- Records for this task:
+ + + + +

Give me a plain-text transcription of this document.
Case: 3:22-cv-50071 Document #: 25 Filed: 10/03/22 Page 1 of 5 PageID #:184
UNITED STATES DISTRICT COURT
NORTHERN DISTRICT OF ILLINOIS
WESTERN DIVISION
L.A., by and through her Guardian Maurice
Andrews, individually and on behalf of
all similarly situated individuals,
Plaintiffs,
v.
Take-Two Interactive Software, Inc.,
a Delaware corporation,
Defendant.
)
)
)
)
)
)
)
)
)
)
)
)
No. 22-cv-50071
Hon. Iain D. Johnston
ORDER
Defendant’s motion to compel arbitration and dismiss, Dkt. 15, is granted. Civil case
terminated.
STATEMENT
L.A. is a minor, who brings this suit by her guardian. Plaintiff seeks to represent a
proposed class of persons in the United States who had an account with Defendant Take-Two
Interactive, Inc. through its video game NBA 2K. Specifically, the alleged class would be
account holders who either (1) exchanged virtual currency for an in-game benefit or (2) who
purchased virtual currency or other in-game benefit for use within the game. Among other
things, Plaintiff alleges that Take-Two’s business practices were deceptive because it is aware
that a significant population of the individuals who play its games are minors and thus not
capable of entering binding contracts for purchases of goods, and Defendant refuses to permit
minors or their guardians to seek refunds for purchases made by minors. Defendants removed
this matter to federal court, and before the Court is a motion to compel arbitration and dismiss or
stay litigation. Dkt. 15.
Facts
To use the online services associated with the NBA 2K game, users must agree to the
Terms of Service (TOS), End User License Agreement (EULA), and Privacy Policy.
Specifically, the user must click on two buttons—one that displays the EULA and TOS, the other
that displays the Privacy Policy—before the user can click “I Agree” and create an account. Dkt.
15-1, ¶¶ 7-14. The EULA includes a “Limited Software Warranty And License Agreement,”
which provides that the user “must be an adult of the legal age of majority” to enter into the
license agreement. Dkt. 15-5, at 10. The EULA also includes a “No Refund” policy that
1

+ + + + +

- Task statement: Copy the records above exactly.

- Task solution:
Give me a plain-text transcription of this document.
Case: 3:22-cv-50071 Document #: 25 Filed: 10/03/22 Page 1 of 5 PageID #:184
UNITED STATES DISTRICT COURT
NORTHERN DISTRICT OF ILLINOIS
WESTERN DIVISION
L.A., by and through her Guardian Maurice
Andrews, individually and on behalf of
all similarly situated individuals,
Plaintiffs,
v.
Take-Two Interactive Software, Inc.,
a Delaware corporation,
Defendant.
)
)
)
)
)
)
)
)
)
)
)
)
No. 22-cv-50071
Hon. Iain D. Johnston
ORDER
Defendant’s motion to compel arbitration and dismiss, Dkt. 15, is granted. Civil case
terminated.
STATEMENT
L.A. is a minor, who brings this suit by her guardian. Plaintiff seeks to represent a
proposed class of persons in the United States who had an account with Defendant Take-Two
Interactive, Inc. through its video game NBA 2K. Specifically, the alleged class would be
account holders who either (1) exchanged virtual currency for an in-game benefit or (2) who
purchased virtual currency or other in-game benefit for use within the game. Among other
things, Plaintiff alleges that Take-Two’s business practices were deceptive because it is aware
that a significant population of the individuals who play its games are minors and thus not
capable of entering binding contracts for purchases of goods, and Defendant refuses to permit
minors or their guardians to seek refunds for purchases made by minors. Defendants removed
this matter to federal court, and before the Court is a motion to compel arbitration and dismiss or
stay litigation. Dkt. 15.
Facts
To use the online services associated with the NBA 2K game, users must agree to the
Terms of Service (TOS), End User License Agreement (EULA), and Privacy Policy.
Specifically, the user must click on two buttons—one that displays the EULA and TOS, the other
that displays the Privacy Policy—before the user can click “I Agree” and create an account. Dkt.
15-1, ¶¶ 7-14. The EULA includes a “Limited Software Warranty And License Agreement,”
which provides that the user “must be an adult of the legal age of majority” to enter into the
license agreement. Dkt. 15-5, at 10. The EULA also includes a “No Refund” policy that
1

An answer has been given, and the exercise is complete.